[begin Dataset excerpts]
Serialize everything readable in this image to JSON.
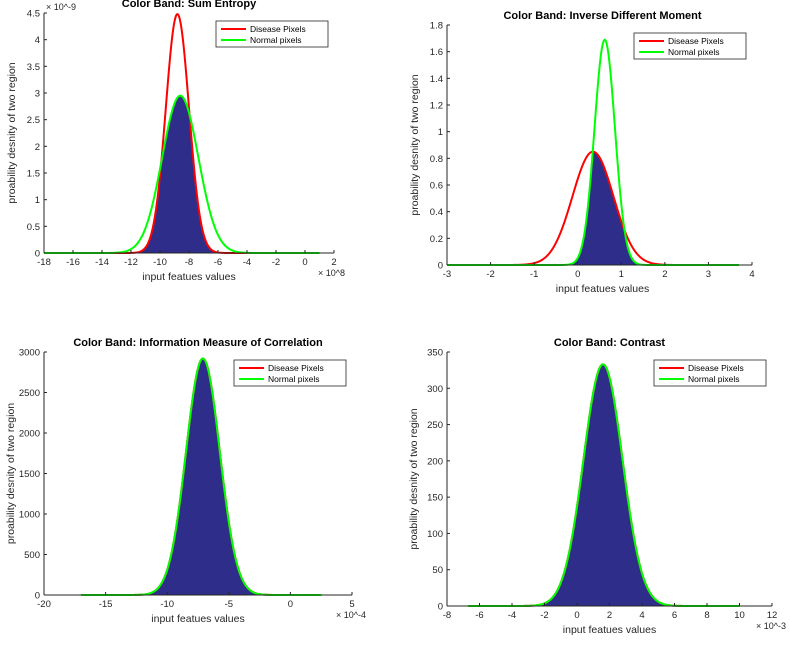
{
  "figure": {
    "ylabel_common": "proability desnity of two region",
    "xlabel_common": "input featues values"
  },
  "colors": {
    "disease": "#ff0000",
    "normal": "#00ff00",
    "fill": "#2e2e8a",
    "axis": "#262626"
  },
  "chart_data": [
    {
      "type": "line",
      "title": "Color Band: Sum Entropy",
      "xlabel": "input featues values",
      "ylabel": "proability desnity of two region",
      "xlim": [
        -18,
        2
      ],
      "ylim": [
        0,
        4.5
      ],
      "xticks": [
        -18,
        -16,
        -14,
        -12,
        -10,
        -8,
        -6,
        -4,
        -2,
        0,
        2
      ],
      "yticks": [
        0,
        0.5,
        1,
        1.5,
        2,
        2.5,
        3,
        3.5,
        4,
        4.5
      ],
      "x_exponent": "× 10^8",
      "y_exponent": "× 10^-9",
      "legend": [
        "Disease Pixels",
        "Normal pixels"
      ],
      "legend_position": "top-right",
      "series": [
        {
          "name": "Disease Pixels",
          "mean": -8.8,
          "std": 0.8,
          "peak": 4.48,
          "range": [
            -14,
            0
          ],
          "color": "#ff0000"
        },
        {
          "name": "Normal pixels",
          "mean": -8.6,
          "std": 1.25,
          "peak": 2.95,
          "range": [
            -18,
            1
          ],
          "color": "#00ff00"
        }
      ],
      "shaded_overlap": true
    },
    {
      "type": "line",
      "title": "Color Band: Inverse Different Moment",
      "xlabel": "input featues values",
      "ylabel": "proability desnity of two region",
      "xlim": [
        -3,
        4
      ],
      "ylim": [
        0,
        1.8
      ],
      "xticks": [
        -3,
        -2,
        -1,
        0,
        1,
        2,
        3,
        4
      ],
      "yticks": [
        0,
        0.2,
        0.4,
        0.6,
        0.8,
        1,
        1.2,
        1.4,
        1.6,
        1.8
      ],
      "legend": [
        "Disease Pixels",
        "Normal pixels"
      ],
      "legend_position": "top-right",
      "series": [
        {
          "name": "Disease Pixels",
          "mean": 0.35,
          "std": 0.47,
          "peak": 0.85,
          "range": [
            -3,
            3.7
          ],
          "color": "#ff0000"
        },
        {
          "name": "Normal pixels",
          "mean": 0.62,
          "std": 0.235,
          "peak": 1.69,
          "range": [
            -3,
            3.7
          ],
          "color": "#00ff00"
        }
      ],
      "shaded_overlap": true
    },
    {
      "type": "line",
      "title": "Color Band: Information Measure of Correlation",
      "xlabel": "input featues values",
      "ylabel": "proability desnity of two region",
      "xlim": [
        -20,
        5
      ],
      "ylim": [
        0,
        3000
      ],
      "xticks": [
        -20,
        -15,
        -10,
        -5,
        0,
        5
      ],
      "yticks": [
        0,
        500,
        1000,
        1500,
        2000,
        2500,
        3000
      ],
      "x_exponent": "× 10^-4",
      "legend": [
        "Disease Pixels",
        "Normal pixels"
      ],
      "legend_position": "top-right",
      "series": [
        {
          "name": "Disease Pixels",
          "mean": -7.1,
          "std": 1.37,
          "peak": 2920,
          "range": [
            -17,
            2.5
          ],
          "color": "#ff0000"
        },
        {
          "name": "Normal pixels",
          "mean": -7.1,
          "std": 1.37,
          "peak": 2920,
          "range": [
            -17,
            2.5
          ],
          "color": "#00ff00"
        }
      ],
      "shaded_overlap": true
    },
    {
      "type": "line",
      "title": "Color Band: Contrast",
      "xlabel": "input featues values",
      "ylabel": "proability desnity of two region",
      "xlim": [
        -8,
        12
      ],
      "ylim": [
        0,
        350
      ],
      "xticks": [
        -8,
        -6,
        -4,
        -2,
        0,
        2,
        4,
        6,
        8,
        10,
        12
      ],
      "yticks": [
        0,
        50,
        100,
        150,
        200,
        250,
        300,
        350
      ],
      "x_exponent": "× 10^-3",
      "legend": [
        "Disease Pixels",
        "Normal pixels"
      ],
      "legend_position": "top-right",
      "series": [
        {
          "name": "Disease Pixels",
          "mean": 1.6,
          "std": 1.2,
          "peak": 333,
          "range": [
            -6.7,
            10
          ],
          "color": "#ff0000"
        },
        {
          "name": "Normal pixels",
          "mean": 1.6,
          "std": 1.2,
          "peak": 333,
          "range": [
            -6.7,
            10
          ],
          "color": "#00ff00"
        }
      ],
      "shaded_overlap": true
    }
  ]
}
[end Dataset excerpts]
### Task to carry out
Pictures excluded, quote all the data above exactly.

### Full solution
Serialize everything readable in this image to JSON.
{
  "figure": {
    "ylabel_common": "proability desnity of two region",
    "xlabel_common": "input featues values"
  },
  "colors": {
    "disease": "#ff0000",
    "normal": "#00ff00",
    "fill": "#2e2e8a",
    "axis": "#262626"
  },
  "chart_data": [
    {
      "type": "line",
      "title": "Color Band: Sum Entropy",
      "xlabel": "input featues values",
      "ylabel": "proability desnity of two region",
      "xlim": [
        -18,
        2
      ],
      "ylim": [
        0,
        4.5
      ],
      "xticks": [
        -18,
        -16,
        -14,
        -12,
        -10,
        -8,
        -6,
        -4,
        -2,
        0,
        2
      ],
      "yticks": [
        0,
        0.5,
        1,
        1.5,
        2,
        2.5,
        3,
        3.5,
        4,
        4.5
      ],
      "x_exponent": "× 10^8",
      "y_exponent": "× 10^-9",
      "legend": [
        "Disease Pixels",
        "Normal pixels"
      ],
      "legend_position": "top-right",
      "series": [
        {
          "name": "Disease Pixels",
          "mean": -8.8,
          "std": 0.8,
          "peak": 4.48,
          "range": [
            -14,
            0
          ],
          "color": "#ff0000"
        },
        {
          "name": "Normal pixels",
          "mean": -8.6,
          "std": 1.25,
          "peak": 2.95,
          "range": [
            -18,
            1
          ],
          "color": "#00ff00"
        }
      ],
      "shaded_overlap": true
    },
    {
      "type": "line",
      "title": "Color Band: Inverse Different Moment",
      "xlabel": "input featues values",
      "ylabel": "proability desnity of two region",
      "xlim": [
        -3,
        4
      ],
      "ylim": [
        0,
        1.8
      ],
      "xticks": [
        -3,
        -2,
        -1,
        0,
        1,
        2,
        3,
        4
      ],
      "yticks": [
        0,
        0.2,
        0.4,
        0.6,
        0.8,
        1,
        1.2,
        1.4,
        1.6,
        1.8
      ],
      "legend": [
        "Disease Pixels",
        "Normal pixels"
      ],
      "legend_position": "top-right",
      "series": [
        {
          "name": "Disease Pixels",
          "mean": 0.35,
          "std": 0.47,
          "peak": 0.85,
          "range": [
            -3,
            3.7
          ],
          "color": "#ff0000"
        },
        {
          "name": "Normal pixels",
          "mean": 0.62,
          "std": 0.235,
          "peak": 1.69,
          "range": [
            -3,
            3.7
          ],
          "color": "#00ff00"
        }
      ],
      "shaded_overlap": true
    },
    {
      "type": "line",
      "title": "Color Band: Information Measure of Correlation",
      "xlabel": "input featues values",
      "ylabel": "proability desnity of two region",
      "xlim": [
        -20,
        5
      ],
      "ylim": [
        0,
        3000
      ],
      "xticks": [
        -20,
        -15,
        -10,
        -5,
        0,
        5
      ],
      "yticks": [
        0,
        500,
        1000,
        1500,
        2000,
        2500,
        3000
      ],
      "x_exponent": "× 10^-4",
      "legend": [
        "Disease Pixels",
        "Normal pixels"
      ],
      "legend_position": "top-right",
      "series": [
        {
          "name": "Disease Pixels",
          "mean": -7.1,
          "std": 1.37,
          "peak": 2920,
          "range": [
            -17,
            2.5
          ],
          "color": "#ff0000"
        },
        {
          "name": "Normal pixels",
          "mean": -7.1,
          "std": 1.37,
          "peak": 2920,
          "range": [
            -17,
            2.5
          ],
          "color": "#00ff00"
        }
      ],
      "shaded_overlap": true
    },
    {
      "type": "line",
      "title": "Color Band: Contrast",
      "xlabel": "input featues values",
      "ylabel": "proability desnity of two region",
      "xlim": [
        -8,
        12
      ],
      "ylim": [
        0,
        350
      ],
      "xticks": [
        -8,
        -6,
        -4,
        -2,
        0,
        2,
        4,
        6,
        8,
        10,
        12
      ],
      "yticks": [
        0,
        50,
        100,
        150,
        200,
        250,
        300,
        350
      ],
      "x_exponent": "× 10^-3",
      "legend": [
        "Disease Pixels",
        "Normal pixels"
      ],
      "legend_position": "top-right",
      "series": [
        {
          "name": "Disease Pixels",
          "mean": 1.6,
          "std": 1.2,
          "peak": 333,
          "range": [
            -6.7,
            10
          ],
          "color": "#ff0000"
        },
        {
          "name": "Normal pixels",
          "mean": 1.6,
          "std": 1.2,
          "peak": 333,
          "range": [
            -6.7,
            10
          ],
          "color": "#00ff00"
        }
      ],
      "shaded_overlap": true
    }
  ]
}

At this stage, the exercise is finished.